● **What you need to do**: Scan the data beneath this task and copy each line that includes "faces".

##### Records #####

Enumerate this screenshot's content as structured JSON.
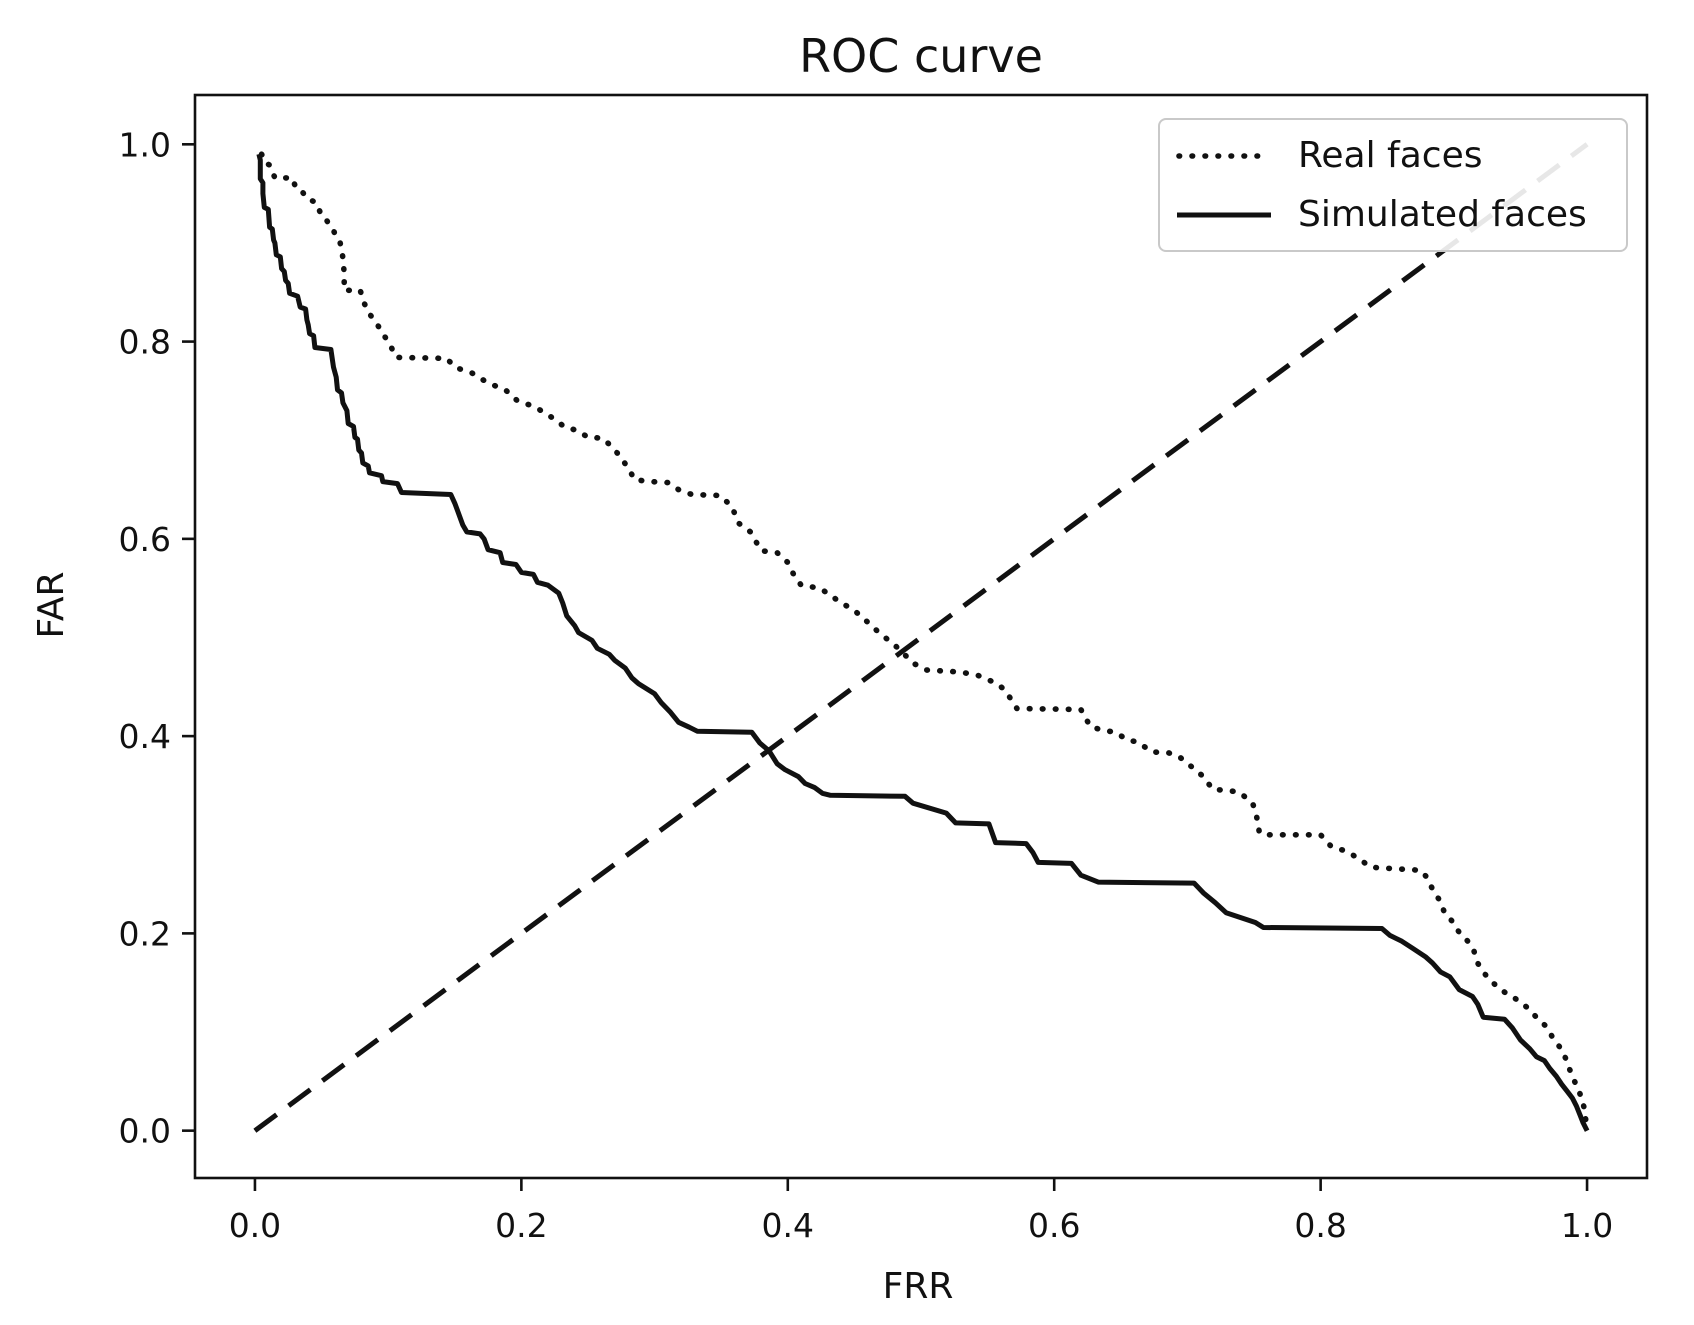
{
  "chart_data": {
    "type": "line",
    "title": "ROC curve",
    "xlabel": "FRR",
    "ylabel": "FAR",
    "xlim": [
      -0.045,
      1.045
    ],
    "ylim": [
      -0.048,
      1.05
    ],
    "grid": false,
    "legend_position": "upper right",
    "x_ticks": [
      0.0,
      0.2,
      0.4,
      0.6,
      0.8,
      1.0
    ],
    "x_tick_labels": [
      "0.0",
      "0.2",
      "0.4",
      "0.6",
      "0.8",
      "1.0"
    ],
    "y_ticks": [
      0.0,
      0.2,
      0.4,
      0.6,
      0.8,
      1.0
    ],
    "y_tick_labels": [
      "0.0",
      "0.2",
      "0.4",
      "0.6",
      "0.8",
      "1.0"
    ],
    "line_color": "#111111",
    "series": [
      {
        "id": "real-faces",
        "name": "Real faces",
        "style": "dotted",
        "color": "#111111",
        "zorder": 2,
        "show_in_legend": true,
        "points": [
          [
            0.005,
            0.99
          ],
          [
            0.008,
            0.981
          ],
          [
            0.011,
            0.979
          ],
          [
            0.015,
            0.966
          ],
          [
            0.028,
            0.966
          ],
          [
            0.031,
            0.955
          ],
          [
            0.036,
            0.951
          ],
          [
            0.039,
            0.945
          ],
          [
            0.046,
            0.941
          ],
          [
            0.049,
            0.931
          ],
          [
            0.052,
            0.928
          ],
          [
            0.055,
            0.92
          ],
          [
            0.059,
            0.913
          ],
          [
            0.061,
            0.905
          ],
          [
            0.064,
            0.9
          ],
          [
            0.066,
            0.885
          ],
          [
            0.067,
            0.869
          ],
          [
            0.067,
            0.852
          ],
          [
            0.079,
            0.852
          ],
          [
            0.082,
            0.839
          ],
          [
            0.085,
            0.83
          ],
          [
            0.092,
            0.817
          ],
          [
            0.096,
            0.808
          ],
          [
            0.101,
            0.798
          ],
          [
            0.106,
            0.784
          ],
          [
            0.144,
            0.783
          ],
          [
            0.15,
            0.774
          ],
          [
            0.163,
            0.768
          ],
          [
            0.175,
            0.758
          ],
          [
            0.188,
            0.751
          ],
          [
            0.197,
            0.74
          ],
          [
            0.21,
            0.734
          ],
          [
            0.223,
            0.723
          ],
          [
            0.233,
            0.713
          ],
          [
            0.242,
            0.71
          ],
          [
            0.25,
            0.703
          ],
          [
            0.261,
            0.702
          ],
          [
            0.269,
            0.692
          ],
          [
            0.275,
            0.682
          ],
          [
            0.281,
            0.67
          ],
          [
            0.285,
            0.66
          ],
          [
            0.297,
            0.658
          ],
          [
            0.31,
            0.657
          ],
          [
            0.319,
            0.649
          ],
          [
            0.328,
            0.645
          ],
          [
            0.349,
            0.644
          ],
          [
            0.358,
            0.633
          ],
          [
            0.363,
            0.616
          ],
          [
            0.372,
            0.607
          ],
          [
            0.38,
            0.588
          ],
          [
            0.392,
            0.586
          ],
          [
            0.4,
            0.576
          ],
          [
            0.404,
            0.565
          ],
          [
            0.41,
            0.553
          ],
          [
            0.424,
            0.55
          ],
          [
            0.432,
            0.543
          ],
          [
            0.44,
            0.535
          ],
          [
            0.447,
            0.53
          ],
          [
            0.454,
            0.523
          ],
          [
            0.462,
            0.513
          ],
          [
            0.47,
            0.503
          ],
          [
            0.478,
            0.495
          ],
          [
            0.486,
            0.485
          ],
          [
            0.494,
            0.474
          ],
          [
            0.504,
            0.467
          ],
          [
            0.529,
            0.465
          ],
          [
            0.542,
            0.462
          ],
          [
            0.556,
            0.454
          ],
          [
            0.563,
            0.447
          ],
          [
            0.572,
            0.428
          ],
          [
            0.62,
            0.427
          ],
          [
            0.627,
            0.41
          ],
          [
            0.636,
            0.406
          ],
          [
            0.646,
            0.404
          ],
          [
            0.655,
            0.396
          ],
          [
            0.663,
            0.394
          ],
          [
            0.673,
            0.384
          ],
          [
            0.686,
            0.383
          ],
          [
            0.694,
            0.379
          ],
          [
            0.704,
            0.368
          ],
          [
            0.712,
            0.359
          ],
          [
            0.719,
            0.346
          ],
          [
            0.73,
            0.345
          ],
          [
            0.739,
            0.343
          ],
          [
            0.749,
            0.332
          ],
          [
            0.752,
            0.318
          ],
          [
            0.754,
            0.302
          ],
          [
            0.76,
            0.3
          ],
          [
            0.8,
            0.3
          ],
          [
            0.808,
            0.288
          ],
          [
            0.82,
            0.283
          ],
          [
            0.827,
            0.277
          ],
          [
            0.838,
            0.267
          ],
          [
            0.875,
            0.264
          ],
          [
            0.879,
            0.258
          ],
          [
            0.884,
            0.245
          ],
          [
            0.89,
            0.232
          ],
          [
            0.893,
            0.221
          ],
          [
            0.899,
            0.212
          ],
          [
            0.904,
            0.201
          ],
          [
            0.912,
            0.19
          ],
          [
            0.915,
            0.183
          ],
          [
            0.917,
            0.172
          ],
          [
            0.921,
            0.163
          ],
          [
            0.925,
            0.156
          ],
          [
            0.931,
            0.148
          ],
          [
            0.936,
            0.142
          ],
          [
            0.944,
            0.136
          ],
          [
            0.95,
            0.13
          ],
          [
            0.955,
            0.125
          ],
          [
            0.962,
            0.115
          ],
          [
            0.969,
            0.106
          ],
          [
            0.974,
            0.095
          ],
          [
            0.978,
            0.088
          ],
          [
            0.982,
            0.079
          ],
          [
            0.985,
            0.07
          ],
          [
            0.987,
            0.062
          ],
          [
            0.99,
            0.052
          ],
          [
            0.993,
            0.043
          ],
          [
            0.996,
            0.033
          ],
          [
            0.998,
            0.022
          ],
          [
            1.0,
            0.0
          ]
        ]
      },
      {
        "id": "simulated-faces",
        "name": "Simulated faces",
        "style": "solid",
        "color": "#111111",
        "zorder": 3,
        "show_in_legend": true,
        "points": [
          [
            0.003,
            0.99
          ],
          [
            0.004,
            0.984
          ],
          [
            0.004,
            0.965
          ],
          [
            0.006,
            0.961
          ],
          [
            0.006,
            0.95
          ],
          [
            0.007,
            0.936
          ],
          [
            0.01,
            0.934
          ],
          [
            0.011,
            0.916
          ],
          [
            0.013,
            0.914
          ],
          [
            0.014,
            0.903
          ],
          [
            0.015,
            0.9
          ],
          [
            0.016,
            0.888
          ],
          [
            0.019,
            0.886
          ],
          [
            0.02,
            0.874
          ],
          [
            0.022,
            0.871
          ],
          [
            0.023,
            0.862
          ],
          [
            0.025,
            0.859
          ],
          [
            0.026,
            0.849
          ],
          [
            0.032,
            0.846
          ],
          [
            0.034,
            0.835
          ],
          [
            0.038,
            0.833
          ],
          [
            0.039,
            0.822
          ],
          [
            0.04,
            0.817
          ],
          [
            0.041,
            0.808
          ],
          [
            0.044,
            0.806
          ],
          [
            0.045,
            0.794
          ],
          [
            0.057,
            0.792
          ],
          [
            0.059,
            0.774
          ],
          [
            0.061,
            0.764
          ],
          [
            0.062,
            0.751
          ],
          [
            0.065,
            0.748
          ],
          [
            0.066,
            0.738
          ],
          [
            0.069,
            0.73
          ],
          [
            0.07,
            0.717
          ],
          [
            0.074,
            0.714
          ],
          [
            0.075,
            0.703
          ],
          [
            0.077,
            0.701
          ],
          [
            0.078,
            0.69
          ],
          [
            0.08,
            0.687
          ],
          [
            0.081,
            0.677
          ],
          [
            0.085,
            0.674
          ],
          [
            0.086,
            0.667
          ],
          [
            0.095,
            0.664
          ],
          [
            0.096,
            0.658
          ],
          [
            0.107,
            0.656
          ],
          [
            0.11,
            0.647
          ],
          [
            0.147,
            0.645
          ],
          [
            0.15,
            0.636
          ],
          [
            0.152,
            0.629
          ],
          [
            0.156,
            0.614
          ],
          [
            0.159,
            0.607
          ],
          [
            0.169,
            0.605
          ],
          [
            0.172,
            0.6
          ],
          [
            0.175,
            0.589
          ],
          [
            0.184,
            0.586
          ],
          [
            0.186,
            0.576
          ],
          [
            0.196,
            0.574
          ],
          [
            0.2,
            0.566
          ],
          [
            0.209,
            0.564
          ],
          [
            0.212,
            0.556
          ],
          [
            0.22,
            0.553
          ],
          [
            0.228,
            0.545
          ],
          [
            0.231,
            0.535
          ],
          [
            0.234,
            0.522
          ],
          [
            0.24,
            0.512
          ],
          [
            0.243,
            0.505
          ],
          [
            0.253,
            0.497
          ],
          [
            0.257,
            0.489
          ],
          [
            0.266,
            0.483
          ],
          [
            0.27,
            0.477
          ],
          [
            0.278,
            0.469
          ],
          [
            0.283,
            0.459
          ],
          [
            0.288,
            0.453
          ],
          [
            0.3,
            0.443
          ],
          [
            0.305,
            0.434
          ],
          [
            0.312,
            0.424
          ],
          [
            0.318,
            0.414
          ],
          [
            0.326,
            0.409
          ],
          [
            0.332,
            0.405
          ],
          [
            0.373,
            0.404
          ],
          [
            0.379,
            0.393
          ],
          [
            0.386,
            0.385
          ],
          [
            0.392,
            0.372
          ],
          [
            0.398,
            0.366
          ],
          [
            0.408,
            0.359
          ],
          [
            0.413,
            0.352
          ],
          [
            0.42,
            0.348
          ],
          [
            0.426,
            0.342
          ],
          [
            0.432,
            0.34
          ],
          [
            0.488,
            0.339
          ],
          [
            0.494,
            0.332
          ],
          [
            0.519,
            0.322
          ],
          [
            0.526,
            0.312
          ],
          [
            0.551,
            0.311
          ],
          [
            0.556,
            0.292
          ],
          [
            0.579,
            0.291
          ],
          [
            0.584,
            0.282
          ],
          [
            0.588,
            0.272
          ],
          [
            0.613,
            0.271
          ],
          [
            0.62,
            0.259
          ],
          [
            0.633,
            0.252
          ],
          [
            0.705,
            0.251
          ],
          [
            0.712,
            0.241
          ],
          [
            0.721,
            0.231
          ],
          [
            0.729,
            0.221
          ],
          [
            0.751,
            0.211
          ],
          [
            0.757,
            0.206
          ],
          [
            0.846,
            0.205
          ],
          [
            0.852,
            0.198
          ],
          [
            0.861,
            0.192
          ],
          [
            0.869,
            0.185
          ],
          [
            0.879,
            0.176
          ],
          [
            0.884,
            0.17
          ],
          [
            0.89,
            0.161
          ],
          [
            0.897,
            0.156
          ],
          [
            0.904,
            0.143
          ],
          [
            0.914,
            0.136
          ],
          [
            0.918,
            0.128
          ],
          [
            0.922,
            0.115
          ],
          [
            0.938,
            0.113
          ],
          [
            0.944,
            0.104
          ],
          [
            0.95,
            0.092
          ],
          [
            0.957,
            0.083
          ],
          [
            0.962,
            0.075
          ],
          [
            0.968,
            0.071
          ],
          [
            0.972,
            0.063
          ],
          [
            0.977,
            0.055
          ],
          [
            0.981,
            0.047
          ],
          [
            0.985,
            0.04
          ],
          [
            0.989,
            0.033
          ],
          [
            0.992,
            0.025
          ],
          [
            0.995,
            0.015
          ],
          [
            0.997,
            0.008
          ],
          [
            1.0,
            0.0
          ]
        ]
      },
      {
        "id": "chance-diagonal",
        "name": "chance diagonal",
        "style": "dashed",
        "color": "#111111",
        "zorder": 1,
        "show_in_legend": false,
        "points": [
          [
            0.0,
            0.0
          ],
          [
            1.0,
            1.0
          ]
        ]
      }
    ]
  },
  "legend": {
    "entries": [
      {
        "label": "Real faces",
        "line_style": "dotted"
      },
      {
        "label": "Simulated faces",
        "line_style": "solid"
      }
    ]
  }
}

#####

● **Solution to the exercise**:
        "id": "real-faces",
        "name": "Real faces",
        "id": "simulated-faces",
        "name": "Simulated faces",
        "label": "Real faces",
        "label": "Simulated faces",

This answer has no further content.